Write the entries out again exactly as they stand, but without the pictures.
■ ■ ■ ■ ■
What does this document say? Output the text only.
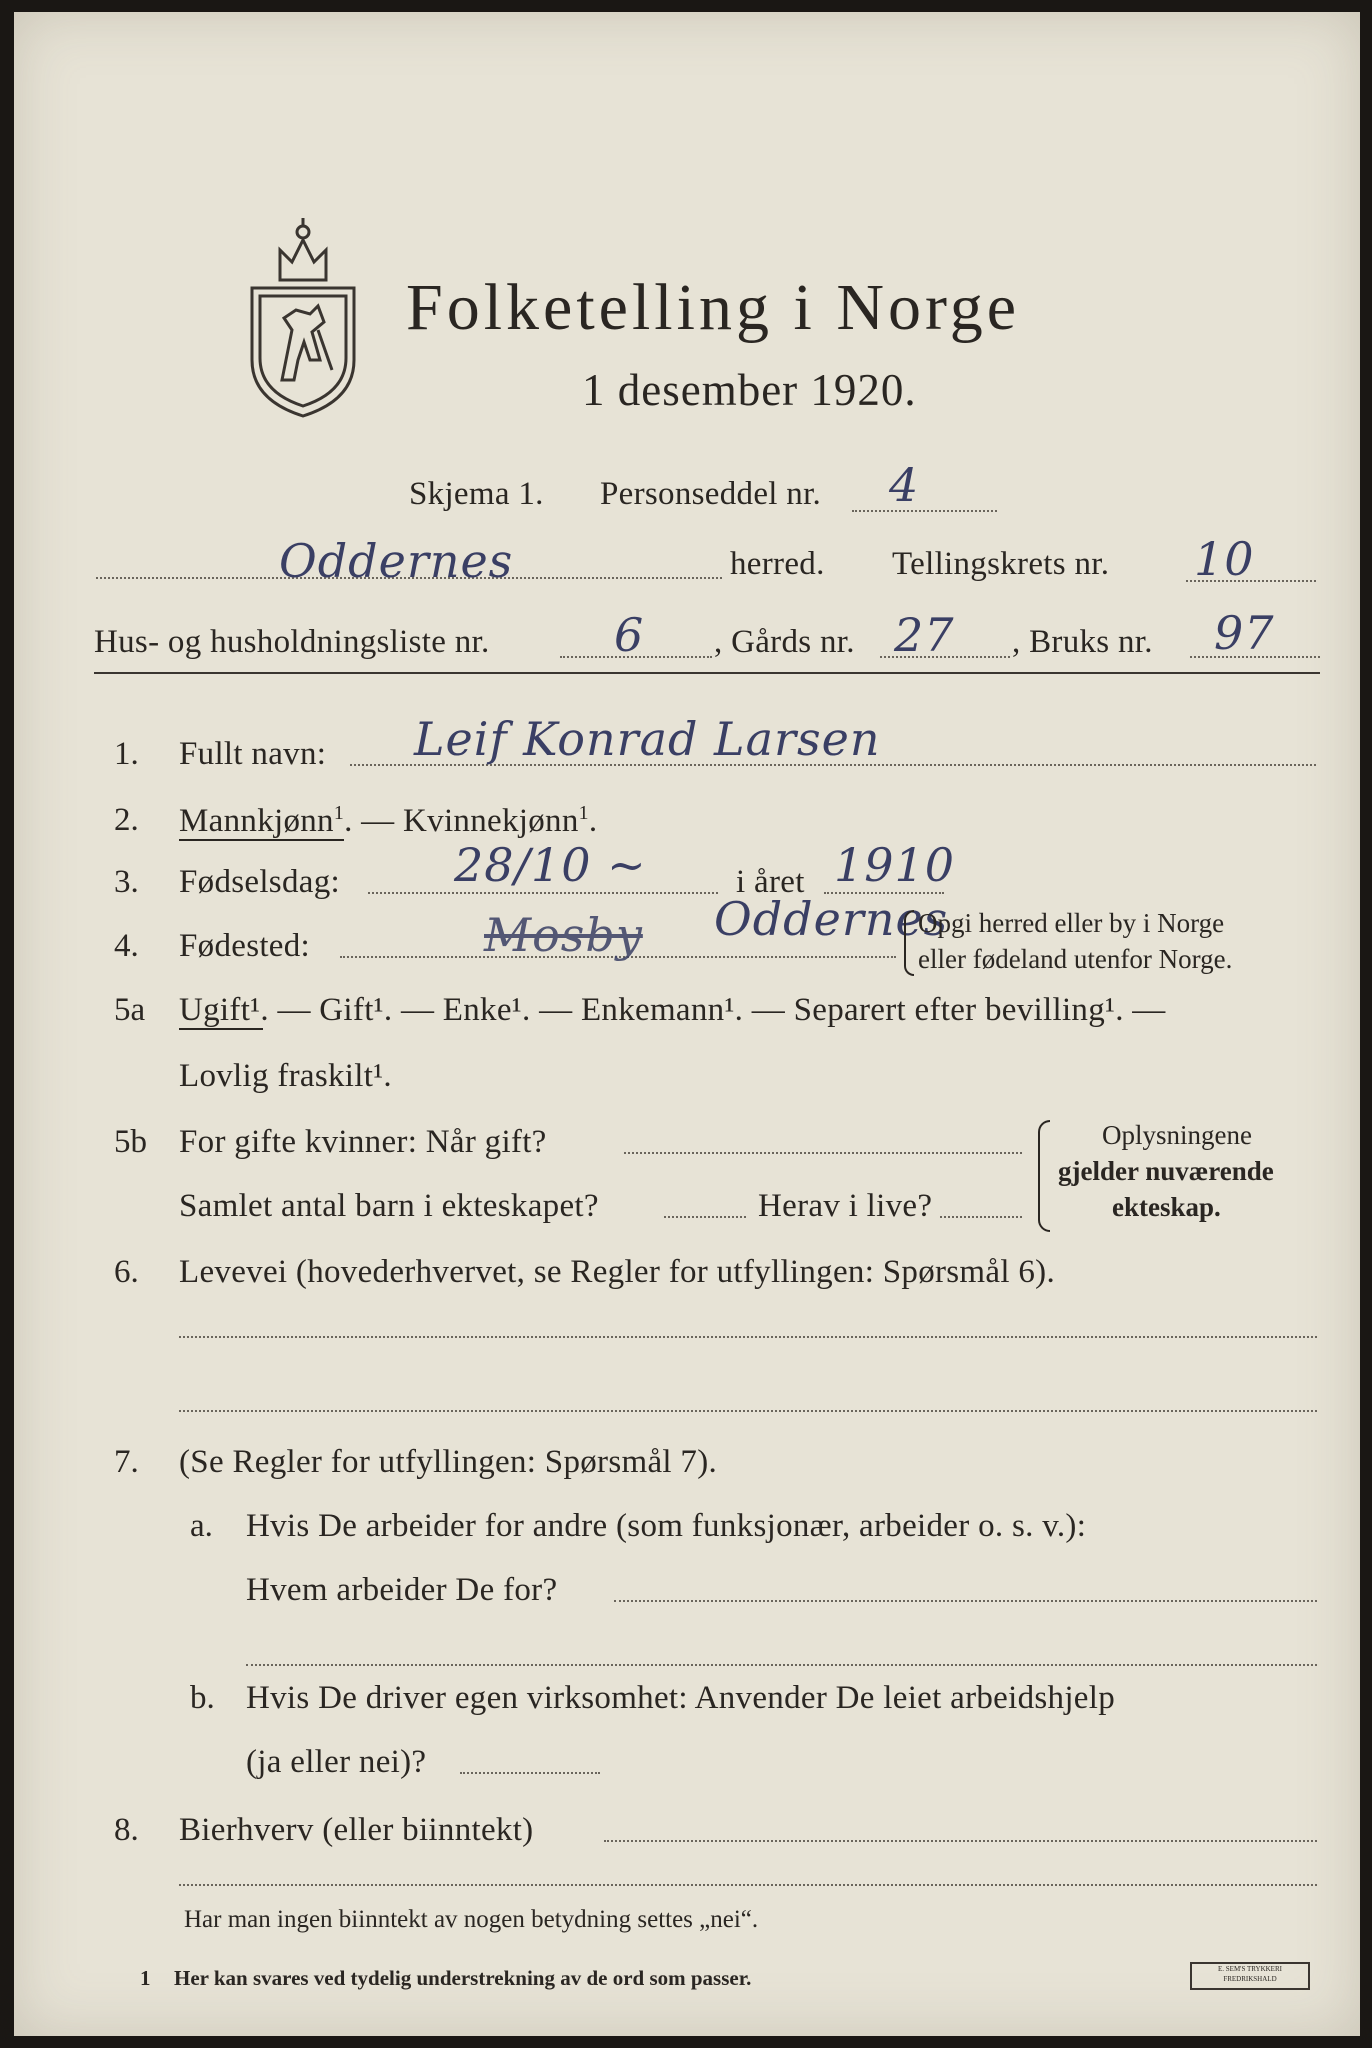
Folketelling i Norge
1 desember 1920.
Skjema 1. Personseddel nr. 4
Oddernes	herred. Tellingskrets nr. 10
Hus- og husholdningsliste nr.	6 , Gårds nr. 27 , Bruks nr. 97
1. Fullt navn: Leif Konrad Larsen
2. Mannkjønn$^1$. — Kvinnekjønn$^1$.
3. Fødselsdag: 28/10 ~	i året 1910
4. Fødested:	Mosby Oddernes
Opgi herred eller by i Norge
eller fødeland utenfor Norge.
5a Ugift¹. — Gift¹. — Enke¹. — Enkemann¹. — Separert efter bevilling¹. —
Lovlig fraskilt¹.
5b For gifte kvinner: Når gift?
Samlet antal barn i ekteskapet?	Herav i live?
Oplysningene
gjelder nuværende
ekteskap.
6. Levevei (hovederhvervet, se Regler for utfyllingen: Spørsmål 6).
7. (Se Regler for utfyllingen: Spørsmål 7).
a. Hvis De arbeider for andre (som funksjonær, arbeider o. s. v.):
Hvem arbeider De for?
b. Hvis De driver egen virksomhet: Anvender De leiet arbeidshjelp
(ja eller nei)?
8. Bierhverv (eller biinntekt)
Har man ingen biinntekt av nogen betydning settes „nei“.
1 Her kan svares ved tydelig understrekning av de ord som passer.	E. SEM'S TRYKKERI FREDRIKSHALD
■ ■ ■ ■ ■
(RESPONSE)
What does this document say? Output the text only.
Folketelling i Norge
1 desember 1920.
Skjema 1. Personseddel nr. 4
Oddernes	herred. Tellingskrets nr. 10
Hus- og husholdningsliste nr.	6 , Gårds nr. 27 , Bruks nr. 97
1. Fullt navn: Leif Konrad Larsen
2. Mannkjønn$^1$. — Kvinnekjønn$^1$.
3. Fødselsdag: 28/10 ~	i året 1910
4. Fødested:	Mosby Oddernes
Opgi herred eller by i Norge
eller fødeland utenfor Norge.
5a Ugift¹. — Gift¹. — Enke¹. — Enkemann¹. — Separert efter bevilling¹. —
Lovlig fraskilt¹.
5b For gifte kvinner: Når gift?
Samlet antal barn i ekteskapet?	Herav i live?
Oplysningene
gjelder nuværende
ekteskap.
6. Levevei (hovederhvervet, se Regler for utfyllingen: Spørsmål 6).
7. (Se Regler for utfyllingen: Spørsmål 7).
a. Hvis De arbeider for andre (som funksjonær, arbeider o. s. v.):
Hvem arbeider De for?
b. Hvis De driver egen virksomhet: Anvender De leiet arbeidshjelp
(ja eller nei)?
8. Bierhverv (eller biinntekt)
Har man ingen biinntekt av nogen betydning settes „nei“.
1 Her kan svares ved tydelig understrekning av de ord som passer.	E. SEM'S TRYKKERI FREDRIKSHALD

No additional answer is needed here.